◆ **PROVIDED MATERIAL**
• • • • • • •
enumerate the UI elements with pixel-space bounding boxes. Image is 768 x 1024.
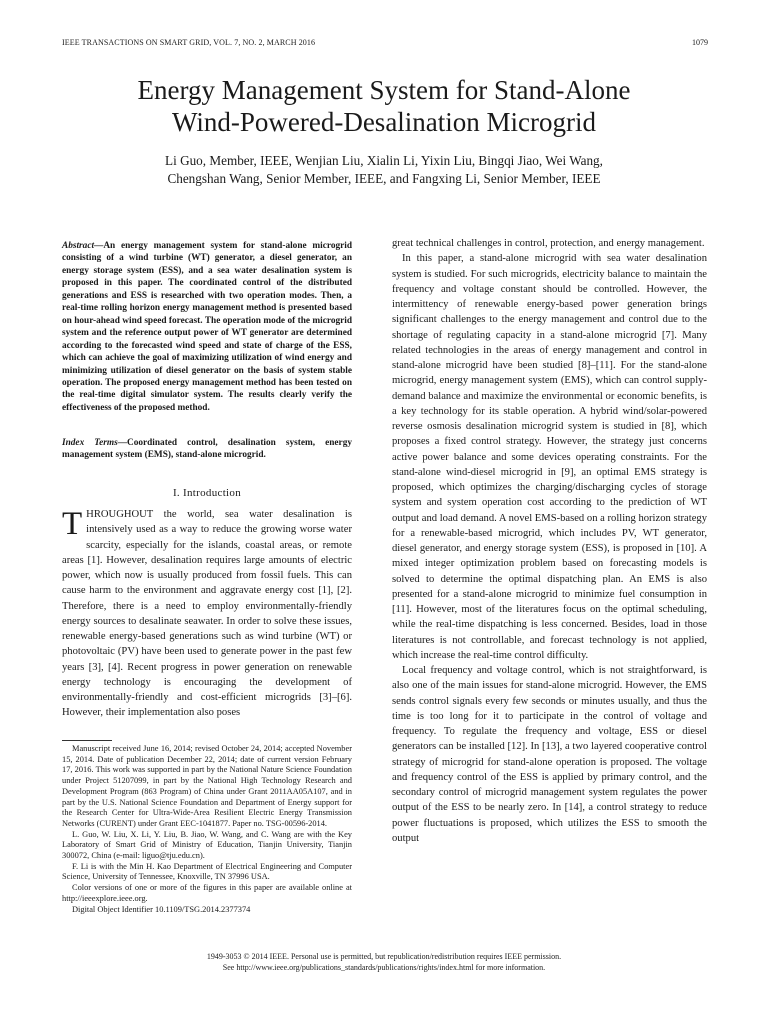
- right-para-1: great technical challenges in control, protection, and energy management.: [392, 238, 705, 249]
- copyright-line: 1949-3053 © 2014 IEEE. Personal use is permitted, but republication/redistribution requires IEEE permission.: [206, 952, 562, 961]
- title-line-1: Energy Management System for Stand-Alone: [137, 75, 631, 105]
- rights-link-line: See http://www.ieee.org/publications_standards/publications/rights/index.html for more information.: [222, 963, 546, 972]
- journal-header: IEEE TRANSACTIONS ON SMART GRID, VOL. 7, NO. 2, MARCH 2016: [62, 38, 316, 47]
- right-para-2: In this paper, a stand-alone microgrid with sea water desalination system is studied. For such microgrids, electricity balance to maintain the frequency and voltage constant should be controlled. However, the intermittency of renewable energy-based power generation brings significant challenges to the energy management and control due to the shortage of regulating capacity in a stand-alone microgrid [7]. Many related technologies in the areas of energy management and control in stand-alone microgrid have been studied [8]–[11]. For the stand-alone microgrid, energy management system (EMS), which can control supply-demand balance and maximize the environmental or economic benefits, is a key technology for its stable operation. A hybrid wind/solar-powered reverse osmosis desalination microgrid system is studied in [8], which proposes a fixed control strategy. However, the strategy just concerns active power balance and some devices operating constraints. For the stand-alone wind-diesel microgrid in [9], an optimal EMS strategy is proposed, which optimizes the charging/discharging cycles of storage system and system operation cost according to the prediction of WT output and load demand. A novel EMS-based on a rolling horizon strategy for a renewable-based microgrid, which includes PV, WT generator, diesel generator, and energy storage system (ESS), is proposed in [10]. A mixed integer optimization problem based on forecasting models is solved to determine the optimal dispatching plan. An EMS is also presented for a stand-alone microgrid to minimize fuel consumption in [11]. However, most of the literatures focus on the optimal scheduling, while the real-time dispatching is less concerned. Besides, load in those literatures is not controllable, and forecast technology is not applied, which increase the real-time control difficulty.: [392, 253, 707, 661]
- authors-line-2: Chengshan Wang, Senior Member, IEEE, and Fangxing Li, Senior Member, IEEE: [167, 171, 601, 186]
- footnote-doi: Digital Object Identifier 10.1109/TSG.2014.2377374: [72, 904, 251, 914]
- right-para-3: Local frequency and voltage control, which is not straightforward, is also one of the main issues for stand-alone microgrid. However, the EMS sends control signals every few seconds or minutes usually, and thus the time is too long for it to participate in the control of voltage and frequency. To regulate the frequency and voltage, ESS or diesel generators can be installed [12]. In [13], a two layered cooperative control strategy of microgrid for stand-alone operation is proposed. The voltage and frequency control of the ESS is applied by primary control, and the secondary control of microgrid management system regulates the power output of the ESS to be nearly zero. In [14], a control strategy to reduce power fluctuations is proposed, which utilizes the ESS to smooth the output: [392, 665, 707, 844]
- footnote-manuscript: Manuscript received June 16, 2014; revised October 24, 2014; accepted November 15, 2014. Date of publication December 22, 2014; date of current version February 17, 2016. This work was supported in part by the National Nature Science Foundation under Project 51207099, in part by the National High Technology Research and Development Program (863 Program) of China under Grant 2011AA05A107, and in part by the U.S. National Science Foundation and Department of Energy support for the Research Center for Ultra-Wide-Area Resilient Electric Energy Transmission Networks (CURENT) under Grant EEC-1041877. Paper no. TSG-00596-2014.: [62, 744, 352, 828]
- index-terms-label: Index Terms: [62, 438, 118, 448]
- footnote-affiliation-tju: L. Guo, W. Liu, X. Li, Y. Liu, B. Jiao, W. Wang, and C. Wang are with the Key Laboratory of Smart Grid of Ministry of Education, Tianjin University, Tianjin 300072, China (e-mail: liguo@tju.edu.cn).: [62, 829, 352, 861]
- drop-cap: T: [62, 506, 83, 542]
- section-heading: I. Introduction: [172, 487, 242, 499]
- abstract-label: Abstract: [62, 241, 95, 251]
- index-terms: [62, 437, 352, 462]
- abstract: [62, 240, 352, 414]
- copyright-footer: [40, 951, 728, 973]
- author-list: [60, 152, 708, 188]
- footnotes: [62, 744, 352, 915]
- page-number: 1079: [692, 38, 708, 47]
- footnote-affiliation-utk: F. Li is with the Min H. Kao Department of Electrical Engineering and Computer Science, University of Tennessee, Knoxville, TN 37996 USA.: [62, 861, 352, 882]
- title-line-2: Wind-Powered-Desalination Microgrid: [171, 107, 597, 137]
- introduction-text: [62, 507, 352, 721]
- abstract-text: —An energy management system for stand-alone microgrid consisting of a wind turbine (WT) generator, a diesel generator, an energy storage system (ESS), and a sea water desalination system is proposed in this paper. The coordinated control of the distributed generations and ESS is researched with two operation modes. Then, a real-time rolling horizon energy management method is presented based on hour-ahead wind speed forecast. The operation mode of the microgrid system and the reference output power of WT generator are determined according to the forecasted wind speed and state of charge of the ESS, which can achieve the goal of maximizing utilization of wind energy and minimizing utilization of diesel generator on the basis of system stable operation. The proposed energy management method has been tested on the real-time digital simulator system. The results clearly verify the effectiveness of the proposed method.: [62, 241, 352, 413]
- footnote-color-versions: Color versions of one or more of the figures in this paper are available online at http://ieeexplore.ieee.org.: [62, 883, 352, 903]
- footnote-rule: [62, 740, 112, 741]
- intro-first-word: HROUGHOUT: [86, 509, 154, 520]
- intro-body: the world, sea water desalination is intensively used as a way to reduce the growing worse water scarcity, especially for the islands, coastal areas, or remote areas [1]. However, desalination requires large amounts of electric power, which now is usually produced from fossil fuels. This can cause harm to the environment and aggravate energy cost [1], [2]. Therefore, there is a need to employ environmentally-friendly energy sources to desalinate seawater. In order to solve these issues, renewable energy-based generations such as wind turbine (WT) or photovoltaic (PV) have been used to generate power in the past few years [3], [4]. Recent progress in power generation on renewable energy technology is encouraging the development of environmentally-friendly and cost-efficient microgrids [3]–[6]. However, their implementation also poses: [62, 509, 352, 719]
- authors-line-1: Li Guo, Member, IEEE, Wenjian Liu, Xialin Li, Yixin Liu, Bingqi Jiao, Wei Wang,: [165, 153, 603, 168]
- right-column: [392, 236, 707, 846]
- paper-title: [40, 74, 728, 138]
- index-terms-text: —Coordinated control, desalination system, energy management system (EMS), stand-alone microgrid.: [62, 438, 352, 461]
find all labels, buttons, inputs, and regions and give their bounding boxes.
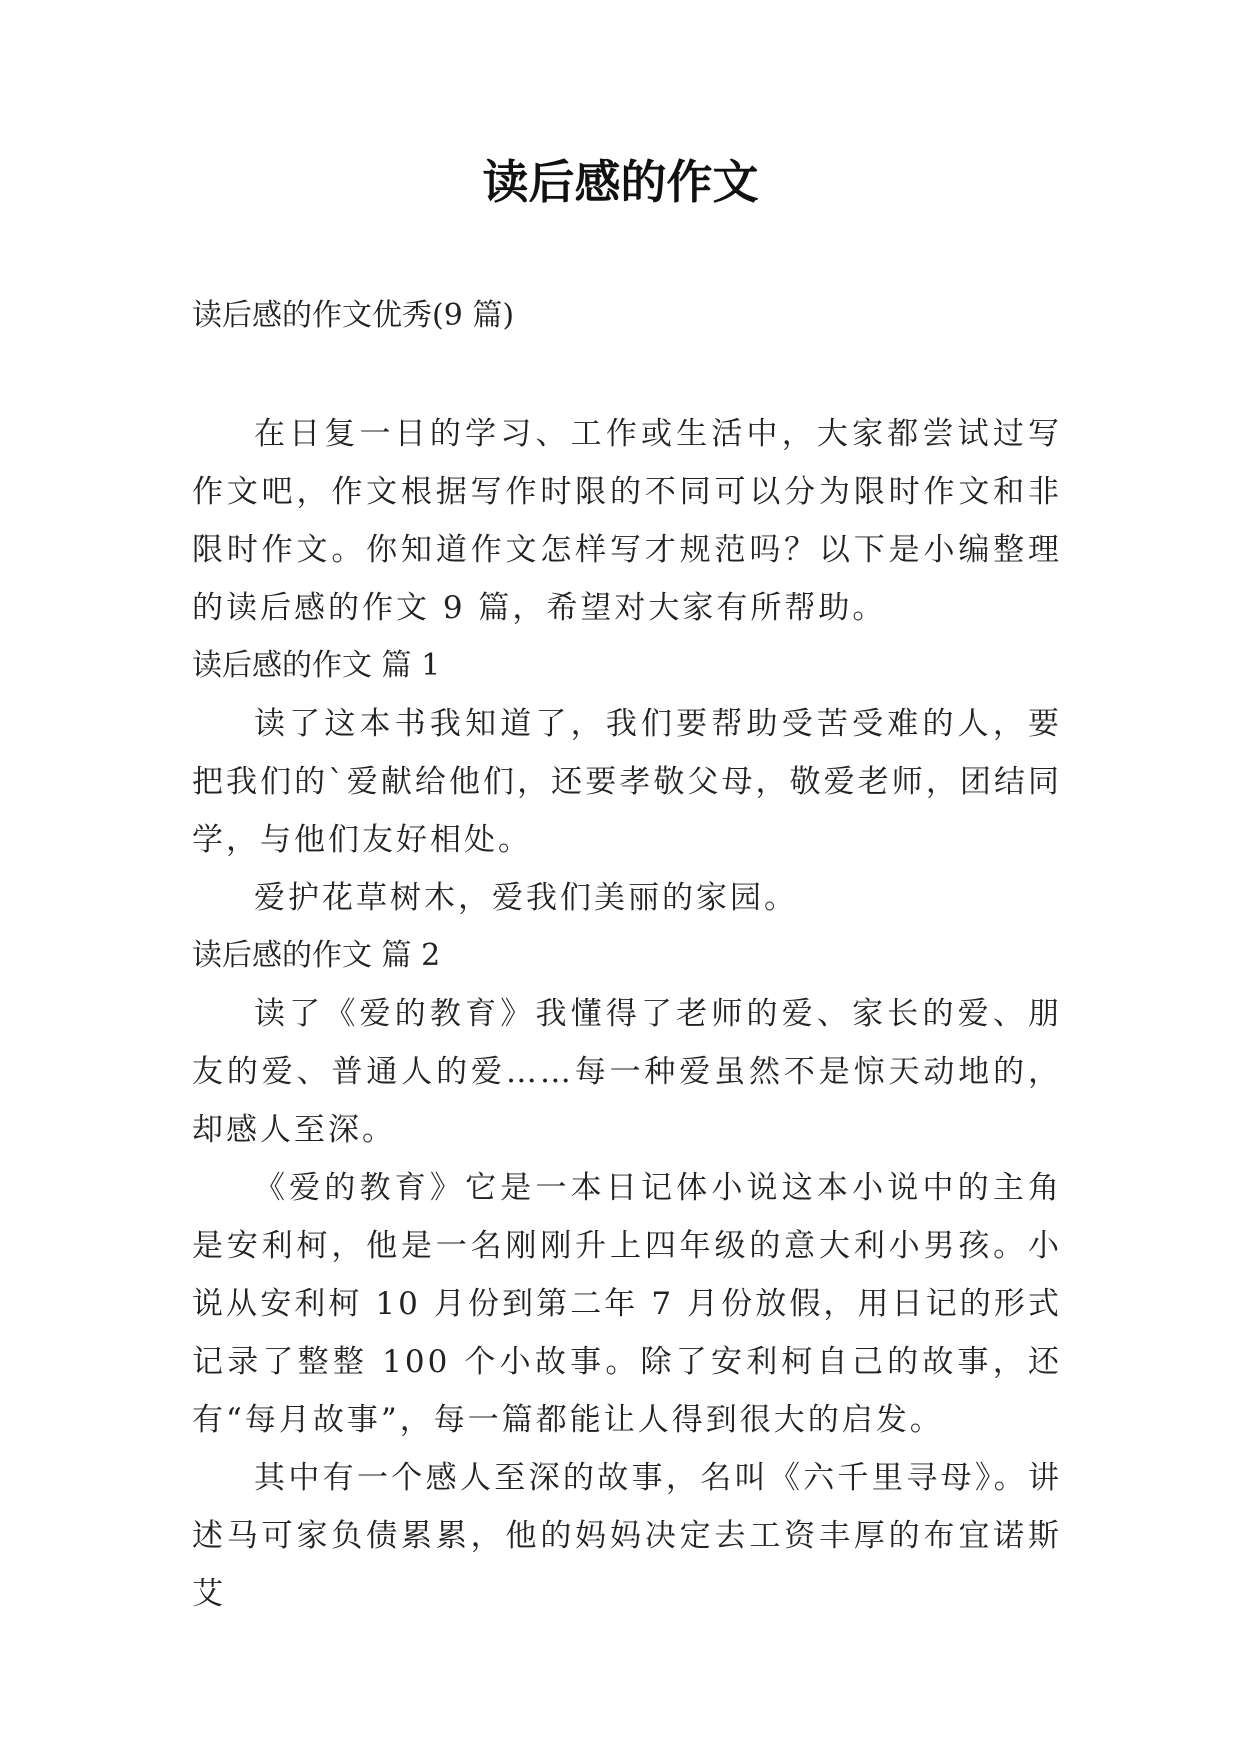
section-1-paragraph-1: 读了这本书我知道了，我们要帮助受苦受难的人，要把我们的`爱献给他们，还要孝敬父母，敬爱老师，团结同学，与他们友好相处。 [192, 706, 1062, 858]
• • • • • • •
◆ **TASK TO COMPLETE**
Copy all of the material above verbatim, line for line, omitting the pictures.

◆ **CORRECT RESULT**
enumerate the UI elements with pixel-space bounding boxes. Image is 768 x 1024.
- right-para-1: great technical challenges in control, protection, and energy management.: [392, 238, 705, 249]
- copyright-line: 1949-3053 © 2014 IEEE. Personal use is permitted, but republication/redistribution requires IEEE permission.: [206, 952, 562, 961]
- title-line-1: Energy Management System for Stand-Alone: [137, 75, 631, 105]
- rights-link-line: See http://www.ieee.org/publications_standards/publications/rights/index.html for more information.: [222, 963, 546, 972]
- journal-header: IEEE TRANSACTIONS ON SMART GRID, VOL. 7, NO. 2, MARCH 2016: [62, 38, 316, 47]
- right-para-2: In this paper, a stand-alone microgrid with sea water desalination system is studied. For such microgrids, electricity balance to maintain the frequency and voltage constant should be controlled. However, the intermittency of renewable energy-based power generation brings significant challenges to the energy management and control due to the shortage of regulating capacity in a stand-alone microgrid [7]. Many related technologies in the areas of energy management and control in stand-alone microgrid have been studied [8]–[11]. For the stand-alone microgrid, energy management system (EMS), which can control supply-demand balance and maximize the environmental or economic benefits, is a key technology for its stable operation. A hybrid wind/solar-powered reverse osmosis desalination microgrid system is studied in [8], which proposes a fixed control strategy. However, the strategy just concerns active power balance and some devices operating constraints. For the stand-alone wind-diesel microgrid in [9], an optimal EMS strategy is proposed, which optimizes the charging/discharging cycles of storage system and system operation cost according to the prediction of WT output and load demand. A novel EMS-based on a rolling horizon strategy for a renewable-based microgrid, which includes PV, WT generator, diesel generator, and energy storage system (ESS), is proposed in [10]. A mixed integer optimization problem based on forecasting models is solved to determine the optimal dispatching plan. An EMS is also presented for a stand-alone microgrid to minimize fuel consumption in [11]. However, most of the literatures focus on the optimal scheduling, while the real-time dispatching is less concerned. Besides, load in those literatures is not controllable, and forecast technology is not applied, which increase the real-time control difficulty.: [392, 253, 707, 661]
- authors-line-2: Chengshan Wang, Senior Member, IEEE, and Fangxing Li, Senior Member, IEEE: [167, 171, 601, 186]
- footnote-doi: Digital Object Identifier 10.1109/TSG.2014.2377374: [72, 904, 251, 914]
- right-para-3: Local frequency and voltage control, which is not straightforward, is also one of the main issues for stand-alone microgrid. However, the EMS sends control signals every few seconds or minutes usually, and thus the time is too long for it to participate in the control of voltage and frequency. To regulate the frequency and voltage, ESS or diesel generators can be installed [12]. In [13], a two layered cooperative control strategy of microgrid for stand-alone operation is proposed. The voltage and frequency control of the ESS is applied by primary control, and the secondary control of microgrid management system regulates the power output of the ESS to be nearly zero. In [14], a control strategy to reduce power fluctuations is proposed, which utilizes the ESS to smooth the output: [392, 665, 707, 844]
- footnote-manuscript: Manuscript received June 16, 2014; revised October 24, 2014; accepted November 15, 2014. Date of publication December 22, 2014; date of current version February 17, 2016. This work was supported in part by the National Nature Science Foundation under Project 51207099, in part by the National High Technology Research and Development Program (863 Program) of China under Grant 2011AA05A107, and in part by the U.S. National Science Foundation and Department of Energy support for the Research Center for Ultra-Wide-Area Resilient Electric Energy Transmission Networks (CURENT) under Grant EEC-1041877. Paper no. TSG-00596-2014.: [62, 744, 352, 828]
- index-terms-label: Index Terms: [62, 438, 118, 448]
- footnote-affiliation-tju: L. Guo, W. Liu, X. Li, Y. Liu, B. Jiao, W. Wang, and C. Wang are with the Key Laboratory of Smart Grid of Ministry of Education, Tianjin University, Tianjin 300072, China (e-mail: liguo@tju.edu.cn).: [62, 829, 352, 861]
- drop-cap: T: [62, 506, 83, 542]
- section-heading: I. Introduction: [172, 487, 242, 499]
- abstract-label: Abstract: [62, 241, 95, 251]
- index-terms: [62, 437, 352, 462]
- abstract: [62, 240, 352, 414]
- copyright-footer: [40, 951, 728, 973]
- author-list: [60, 152, 708, 188]
- footnotes: [62, 744, 352, 915]
- page-number: 1079: [692, 38, 708, 47]
- footnote-affiliation-utk: F. Li is with the Min H. Kao Department of Electrical Engineering and Computer Science, University of Tennessee, Knoxville, TN 37996 USA.: [62, 861, 352, 882]
- title-line-2: Wind-Powered-Desalination Microgrid: [171, 107, 597, 137]
- introduction-text: [62, 507, 352, 721]
- abstract-text: —An energy management system for stand-alone microgrid consisting of a wind turbine (WT) generator, a diesel generator, an energy storage system (ESS), and a sea water desalination system is proposed in this paper. The coordinated control of the distributed generations and ESS is researched with two operation modes. Then, a real-time rolling horizon energy management method is presented based on hour-ahead wind speed forecast. The operation mode of the microgrid system and the reference output power of WT generator are determined according to the forecasted wind speed and state of charge of the ESS, which can achieve the goal of maximizing utilization of wind energy and minimizing utilization of diesel generator on the basis of system stable operation. The proposed energy management method has been tested on the real-time digital simulator system. The results clearly verify the effectiveness of the proposed method.: [62, 241, 352, 413]
- footnote-color-versions: Color versions of one or more of the figures in this paper are available online at http://ieeexplore.ieee.org.: [62, 883, 352, 903]
- footnote-rule: [62, 740, 112, 741]
- intro-first-word: HROUGHOUT: [86, 509, 154, 520]
- intro-body: the world, sea water desalination is intensively used as a way to reduce the growing worse water scarcity, especially for the islands, coastal areas, or remote areas [1]. However, desalination requires large amounts of electric power, which now is usually produced from fossil fuels. This can cause harm to the environment and aggravate energy cost [1], [2]. Therefore, there is a need to employ environmentally-friendly energy sources to desalinate seawater. In order to solve these issues, renewable energy-based generations such as wind turbine (WT) or photovoltaic (PV) have been used to generate power in the past few years [3], [4]. Recent progress in power generation on renewable energy technology is encouraging the development of environmentally-friendly and cost-efficient microgrids [3]–[6]. However, their implementation also poses: [62, 509, 352, 719]
- authors-line-1: Li Guo, Member, IEEE, Wenjian Liu, Xialin Li, Yixin Liu, Bingqi Jiao, Wei Wang,: [165, 153, 603, 168]
- right-column: [392, 236, 707, 846]
- paper-title: [40, 74, 728, 138]
- index-terms-text: —Coordinated control, desalination system, energy management system (EMS), stand-alone microgrid.: [62, 438, 352, 461]
find all labels, buttons, inputs, and regions and give their bounding boxes.
section-1-paragraph-1: 读了这本书我知道了，我们要帮助受苦受难的人，要把我们的`爱献给他们，还要孝敬父母，敬爱老师，团结同学，与他们友好相处。 [192, 706, 1062, 858]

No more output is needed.